### Direction
Look through the listing for the word "Click". Copy each line that has it.

### Entries supplied
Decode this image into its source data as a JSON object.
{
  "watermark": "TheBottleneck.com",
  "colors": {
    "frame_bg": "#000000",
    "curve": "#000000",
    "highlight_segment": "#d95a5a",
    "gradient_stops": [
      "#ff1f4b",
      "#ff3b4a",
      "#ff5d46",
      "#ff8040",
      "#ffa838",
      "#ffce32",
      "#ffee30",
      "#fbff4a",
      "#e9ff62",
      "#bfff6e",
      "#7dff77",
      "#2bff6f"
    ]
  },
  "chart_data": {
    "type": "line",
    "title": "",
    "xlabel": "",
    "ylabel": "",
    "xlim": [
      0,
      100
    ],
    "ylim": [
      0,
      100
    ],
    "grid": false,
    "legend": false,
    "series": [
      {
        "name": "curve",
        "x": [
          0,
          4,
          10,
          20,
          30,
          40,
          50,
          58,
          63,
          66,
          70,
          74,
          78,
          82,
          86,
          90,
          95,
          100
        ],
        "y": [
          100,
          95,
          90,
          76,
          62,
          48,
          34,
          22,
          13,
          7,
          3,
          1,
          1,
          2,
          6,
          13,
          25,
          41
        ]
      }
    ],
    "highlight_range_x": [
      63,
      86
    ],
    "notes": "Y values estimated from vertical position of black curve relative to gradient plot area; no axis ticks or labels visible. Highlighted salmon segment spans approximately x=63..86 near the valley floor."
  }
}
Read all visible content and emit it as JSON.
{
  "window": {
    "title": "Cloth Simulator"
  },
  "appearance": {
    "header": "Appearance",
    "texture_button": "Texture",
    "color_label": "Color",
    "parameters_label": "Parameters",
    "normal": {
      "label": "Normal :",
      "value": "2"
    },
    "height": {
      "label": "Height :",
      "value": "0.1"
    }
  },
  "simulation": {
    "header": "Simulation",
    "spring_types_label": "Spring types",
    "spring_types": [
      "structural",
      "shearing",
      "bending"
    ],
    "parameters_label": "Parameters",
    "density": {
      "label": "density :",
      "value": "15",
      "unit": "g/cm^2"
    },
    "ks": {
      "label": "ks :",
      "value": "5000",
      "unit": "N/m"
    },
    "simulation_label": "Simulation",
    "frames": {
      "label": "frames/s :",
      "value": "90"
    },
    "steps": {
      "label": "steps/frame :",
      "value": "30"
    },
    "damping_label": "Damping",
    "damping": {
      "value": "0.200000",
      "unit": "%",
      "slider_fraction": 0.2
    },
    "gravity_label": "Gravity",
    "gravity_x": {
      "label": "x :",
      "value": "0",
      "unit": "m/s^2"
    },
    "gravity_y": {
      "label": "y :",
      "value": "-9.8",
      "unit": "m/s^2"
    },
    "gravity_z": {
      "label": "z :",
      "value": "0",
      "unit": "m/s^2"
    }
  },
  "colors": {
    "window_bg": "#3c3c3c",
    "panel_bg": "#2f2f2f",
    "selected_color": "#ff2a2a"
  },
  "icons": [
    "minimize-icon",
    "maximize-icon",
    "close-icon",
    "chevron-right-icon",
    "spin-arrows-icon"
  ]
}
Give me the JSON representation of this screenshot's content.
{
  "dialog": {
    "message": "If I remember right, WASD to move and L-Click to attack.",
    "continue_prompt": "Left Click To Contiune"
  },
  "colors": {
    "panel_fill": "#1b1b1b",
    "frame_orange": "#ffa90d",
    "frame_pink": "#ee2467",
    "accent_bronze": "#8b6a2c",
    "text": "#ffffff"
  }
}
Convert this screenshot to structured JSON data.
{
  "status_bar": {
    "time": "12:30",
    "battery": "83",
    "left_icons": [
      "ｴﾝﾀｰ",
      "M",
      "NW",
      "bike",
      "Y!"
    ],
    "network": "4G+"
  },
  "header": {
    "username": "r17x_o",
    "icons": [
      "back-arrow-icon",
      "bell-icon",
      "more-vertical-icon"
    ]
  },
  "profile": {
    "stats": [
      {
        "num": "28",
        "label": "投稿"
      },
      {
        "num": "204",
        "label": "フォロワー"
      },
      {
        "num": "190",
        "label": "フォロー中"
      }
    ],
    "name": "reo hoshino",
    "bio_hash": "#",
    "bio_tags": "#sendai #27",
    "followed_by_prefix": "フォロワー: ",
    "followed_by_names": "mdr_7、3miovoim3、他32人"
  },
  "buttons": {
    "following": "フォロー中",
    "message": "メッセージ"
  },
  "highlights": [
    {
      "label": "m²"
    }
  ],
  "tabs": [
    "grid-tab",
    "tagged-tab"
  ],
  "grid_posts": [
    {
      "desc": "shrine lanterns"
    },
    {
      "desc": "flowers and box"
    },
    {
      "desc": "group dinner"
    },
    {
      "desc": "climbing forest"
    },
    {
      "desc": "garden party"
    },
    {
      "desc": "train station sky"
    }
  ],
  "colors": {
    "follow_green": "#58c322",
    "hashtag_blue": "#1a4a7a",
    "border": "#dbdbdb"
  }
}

### Complete response
    "message": "If I remember right, WASD to move and L-Click to attack.",
    "continue_prompt": "Left Click To Contiune"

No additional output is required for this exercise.